**WHAT IS NEEDED:**
Look for the word "Mothers" in the entries below, then copy every line that has it.

**THE RECORDS:**
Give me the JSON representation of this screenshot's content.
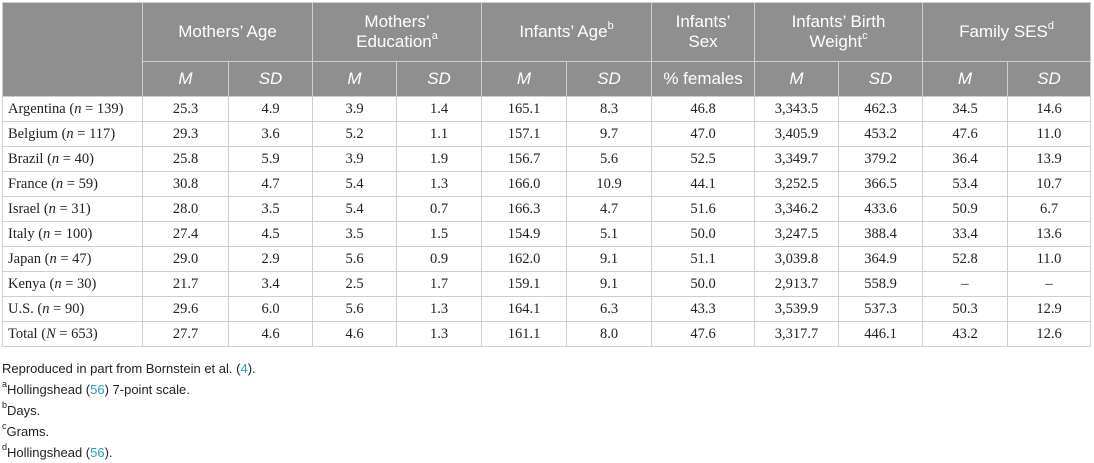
{
  "header": {
    "groups": [
      {
        "label": "Mothers’ Age",
        "sup": ""
      },
      {
        "label": "Mothers’ Education",
        "sup": "a"
      },
      {
        "label": "Infants’ Age",
        "sup": "b"
      },
      {
        "label": "Infants’ Sex",
        "sup": ""
      },
      {
        "label": "Infants’ Birth Weight",
        "sup": "c"
      },
      {
        "label": "Family SES",
        "sup": "d"
      }
    ],
    "sub": [
      "M",
      "SD",
      "M",
      "SD",
      "M",
      "SD",
      "% females",
      "M",
      "SD",
      "M",
      "SD"
    ]
  },
  "rows": [
    {
      "country": "Argentina",
      "n_label": "n",
      "n_value": "= 139",
      "values": [
        "25.3",
        "4.9",
        "3.9",
        "1.4",
        "165.1",
        "8.3",
        "46.8",
        "3,343.5",
        "462.3",
        "34.5",
        "14.6"
      ]
    },
    {
      "country": "Belgium",
      "n_label": "n",
      "n_value": "= 117",
      "values": [
        "29.3",
        "3.6",
        "5.2",
        "1.1",
        "157.1",
        "9.7",
        "47.0",
        "3,405.9",
        "453.2",
        "47.6",
        "11.0"
      ]
    },
    {
      "country": "Brazil",
      "n_label": "n",
      "n_value": "= 40",
      "values": [
        "25.8",
        "5.9",
        "3.9",
        "1.9",
        "156.7",
        "5.6",
        "52.5",
        "3,349.7",
        "379.2",
        "36.4",
        "13.9"
      ]
    },
    {
      "country": "France",
      "n_label": "n",
      "n_value": "= 59",
      "values": [
        "30.8",
        "4.7",
        "5.4",
        "1.3",
        "166.0",
        "10.9",
        "44.1",
        "3,252.5",
        "366.5",
        "53.4",
        "10.7"
      ]
    },
    {
      "country": "Israel",
      "n_label": "n",
      "n_value": "= 31",
      "values": [
        "28.0",
        "3.5",
        "5.4",
        "0.7",
        "166.3",
        "4.7",
        "51.6",
        "3,346.2",
        "433.6",
        "50.9",
        "6.7"
      ]
    },
    {
      "country": "Italy",
      "n_label": "n",
      "n_value": "= 100",
      "values": [
        "27.4",
        "4.5",
        "3.5",
        "1.5",
        "154.9",
        "5.1",
        "50.0",
        "3,247.5",
        "388.4",
        "33.4",
        "13.6"
      ]
    },
    {
      "country": "Japan",
      "n_label": "n",
      "n_value": "= 47",
      "values": [
        "29.0",
        "2.9",
        "5.6",
        "0.9",
        "162.0",
        "9.1",
        "51.1",
        "3,039.8",
        "364.9",
        "52.8",
        "11.0"
      ]
    },
    {
      "country": "Kenya",
      "n_label": "n",
      "n_value": "= 30",
      "values": [
        "21.7",
        "3.4",
        "2.5",
        "1.7",
        "159.1",
        "9.1",
        "50.0",
        "2,913.7",
        "558.9",
        "–",
        "–"
      ]
    },
    {
      "country": "U.S.",
      "n_label": "n",
      "n_value": "= 90",
      "values": [
        "29.6",
        "6.0",
        "5.6",
        "1.3",
        "164.1",
        "6.3",
        "43.3",
        "3,539.9",
        "537.3",
        "50.3",
        "12.9"
      ]
    },
    {
      "country": "Total",
      "n_label": "N",
      "n_value": "= 653",
      "values": [
        "27.7",
        "4.6",
        "4.6",
        "1.3",
        "161.1",
        "8.0",
        "47.6",
        "3,317.7",
        "446.1",
        "43.2",
        "12.6"
      ]
    }
  ],
  "notes": [
    {
      "sup": "",
      "before": "Reproduced in part from Bornstein et al. (",
      "ref": "4",
      "after": ")."
    },
    {
      "sup": "a",
      "before": "Hollingshead (",
      "ref": "56",
      "after": ") 7-point scale."
    },
    {
      "sup": "b",
      "before": "Days.",
      "ref": "",
      "after": ""
    },
    {
      "sup": "c",
      "before": "Grams.",
      "ref": "",
      "after": ""
    },
    {
      "sup": "d",
      "before": "Hollingshead (",
      "ref": "56",
      "after": ")."
    }
  ],
  "colors": {
    "header_bg": "#8f8f8f",
    "header_text": "#ffffff",
    "link": "#2a9fb5",
    "grid": "#cfcfcf"
  }
}
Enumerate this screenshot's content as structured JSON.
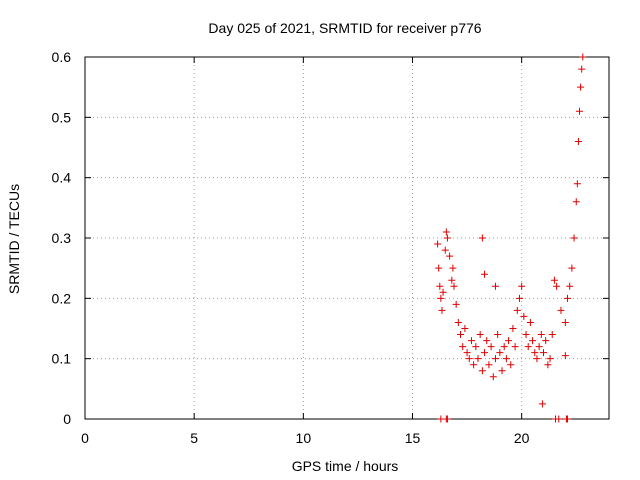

**FINAL ANSWER:**
        "label": "Mothers’ Age",
        "label": "Mothers’ Education",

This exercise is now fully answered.